→ Do this:
Reproduce the records below exactly as they appear.

→ Records:
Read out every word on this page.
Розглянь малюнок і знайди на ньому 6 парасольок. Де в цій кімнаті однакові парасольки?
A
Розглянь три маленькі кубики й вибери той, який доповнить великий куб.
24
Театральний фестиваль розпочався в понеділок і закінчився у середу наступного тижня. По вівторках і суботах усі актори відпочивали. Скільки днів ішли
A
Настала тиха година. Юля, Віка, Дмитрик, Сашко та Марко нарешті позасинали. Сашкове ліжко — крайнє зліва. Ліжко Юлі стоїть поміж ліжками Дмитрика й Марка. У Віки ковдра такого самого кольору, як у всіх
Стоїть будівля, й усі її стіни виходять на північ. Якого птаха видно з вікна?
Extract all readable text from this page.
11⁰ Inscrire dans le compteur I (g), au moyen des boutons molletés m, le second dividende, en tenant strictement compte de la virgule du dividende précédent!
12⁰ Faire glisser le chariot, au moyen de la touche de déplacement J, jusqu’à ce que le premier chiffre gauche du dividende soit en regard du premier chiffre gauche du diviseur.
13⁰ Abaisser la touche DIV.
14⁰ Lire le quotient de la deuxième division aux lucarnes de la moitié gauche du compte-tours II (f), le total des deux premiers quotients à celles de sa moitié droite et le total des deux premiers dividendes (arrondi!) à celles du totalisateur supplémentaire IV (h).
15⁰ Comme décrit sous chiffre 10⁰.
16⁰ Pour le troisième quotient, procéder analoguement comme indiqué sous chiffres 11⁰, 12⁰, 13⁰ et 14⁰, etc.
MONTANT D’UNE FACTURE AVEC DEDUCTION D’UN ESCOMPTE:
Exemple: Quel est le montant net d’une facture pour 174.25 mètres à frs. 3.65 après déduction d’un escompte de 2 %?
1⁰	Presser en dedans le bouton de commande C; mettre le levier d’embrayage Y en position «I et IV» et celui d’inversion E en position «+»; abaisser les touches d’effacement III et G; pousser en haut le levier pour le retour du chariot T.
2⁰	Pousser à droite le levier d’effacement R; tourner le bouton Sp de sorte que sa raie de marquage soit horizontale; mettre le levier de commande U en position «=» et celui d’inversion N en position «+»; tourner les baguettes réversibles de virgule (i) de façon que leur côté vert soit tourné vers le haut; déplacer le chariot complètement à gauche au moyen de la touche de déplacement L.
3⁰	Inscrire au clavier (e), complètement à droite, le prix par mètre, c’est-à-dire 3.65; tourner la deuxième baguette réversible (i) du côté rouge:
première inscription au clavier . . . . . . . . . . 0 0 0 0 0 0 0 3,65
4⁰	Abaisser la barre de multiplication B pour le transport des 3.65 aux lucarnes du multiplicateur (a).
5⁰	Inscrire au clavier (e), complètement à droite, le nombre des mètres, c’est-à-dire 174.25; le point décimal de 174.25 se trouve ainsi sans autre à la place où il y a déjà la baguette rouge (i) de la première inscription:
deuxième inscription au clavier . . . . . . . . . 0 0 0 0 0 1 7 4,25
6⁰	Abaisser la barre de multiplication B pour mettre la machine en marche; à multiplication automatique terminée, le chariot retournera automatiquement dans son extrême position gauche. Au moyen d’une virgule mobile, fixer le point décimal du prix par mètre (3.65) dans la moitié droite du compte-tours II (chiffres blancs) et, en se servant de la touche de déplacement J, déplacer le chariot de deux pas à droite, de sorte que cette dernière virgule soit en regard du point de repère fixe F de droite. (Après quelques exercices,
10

→ Exercise response:
Read out every word on this page.
Розглянь малюнок і знайди на ньому 6 парасольок. Де в цій кімнаті однакові парасольки?
A
Розглянь три маленькі кубики й вибери той, який доповнить великий куб.
24
Театральний фестиваль розпочався в понеділок і закінчився у середу наступного тижня. По вівторках і суботах усі актори відпочивали. Скільки днів ішли
A
Настала тиха година. Юля, Віка, Дмитрик, Сашко та Марко нарешті позасинали. Сашкове ліжко — крайнє зліва. Ліжко Юлі стоїть поміж ліжками Дмитрика й Марка. У Віки ковдра такого самого кольору, як у всіх
Стоїть будівля, й усі її стіни виходять на північ. Якого птаха видно з вікна?
Extract all readable text from this page.
11⁰ Inscrire dans le compteur I (g), au moyen des boutons molletés m, le second dividende, en tenant strictement compte de la virgule du dividende précédent!
12⁰ Faire glisser le chariot, au moyen de la touche de déplacement J, jusqu’à ce que le premier chiffre gauche du dividende soit en regard du premier chiffre gauche du diviseur.
13⁰ Abaisser la touche DIV.
14⁰ Lire le quotient de la deuxième division aux lucarnes de la moitié gauche du compte-tours II (f), le total des deux premiers quotients à celles de sa moitié droite et le total des deux premiers dividendes (arrondi!) à celles du totalisateur supplémentaire IV (h).
15⁰ Comme décrit sous chiffre 10⁰.
16⁰ Pour le troisième quotient, procéder analoguement comme indiqué sous chiffres 11⁰, 12⁰, 13⁰ et 14⁰, etc.
MONTANT D’UNE FACTURE AVEC DEDUCTION D’UN ESCOMPTE:
Exemple: Quel est le montant net d’une facture pour 174.25 mètres à frs. 3.65 après déduction d’un escompte de 2 %?
1⁰	Presser en dedans le bouton de commande C; mettre le levier d’embrayage Y en position «I et IV» et celui d’inversion E en position «+»; abaisser les touches d’effacement III et G; pousser en haut le levier pour le retour du chariot T.
2⁰	Pousser à droite le levier d’effacement R; tourner le bouton Sp de sorte que sa raie de marquage soit horizontale; mettre le levier de commande U en position «=» et celui d’inversion N en position «+»; tourner les baguettes réversibles de virgule (i) de façon que leur côté vert soit tourné vers le haut; déplacer le chariot complètement à gauche au moyen de la touche de déplacement L.
3⁰	Inscrire au clavier (e), complètement à droite, le prix par mètre, c’est-à-dire 3.65; tourner la deuxième baguette réversible (i) du côté rouge:
première inscription au clavier . . . . . . . . . . 0 0 0 0 0 0 0 3,65
4⁰	Abaisser la barre de multiplication B pour le transport des 3.65 aux lucarnes du multiplicateur (a).
5⁰	Inscrire au clavier (e), complètement à droite, le nombre des mètres, c’est-à-dire 174.25; le point décimal de 174.25 se trouve ainsi sans autre à la place où il y a déjà la baguette rouge (i) de la première inscription:
deuxième inscription au clavier . . . . . . . . . 0 0 0 0 0 1 7 4,25
6⁰	Abaisser la barre de multiplication B pour mettre la machine en marche; à multiplication automatique terminée, le chariot retournera automatiquement dans son extrême position gauche. Au moyen d’une virgule mobile, fixer le point décimal du prix par mètre (3.65) dans la moitié droite du compte-tours II (chiffres blancs) et, en se servant de la touche de déplacement J, déplacer le chariot de deux pas à droite, de sorte que cette dernière virgule soit en regard du point de repère fixe F de droite. (Après quelques exercices,
10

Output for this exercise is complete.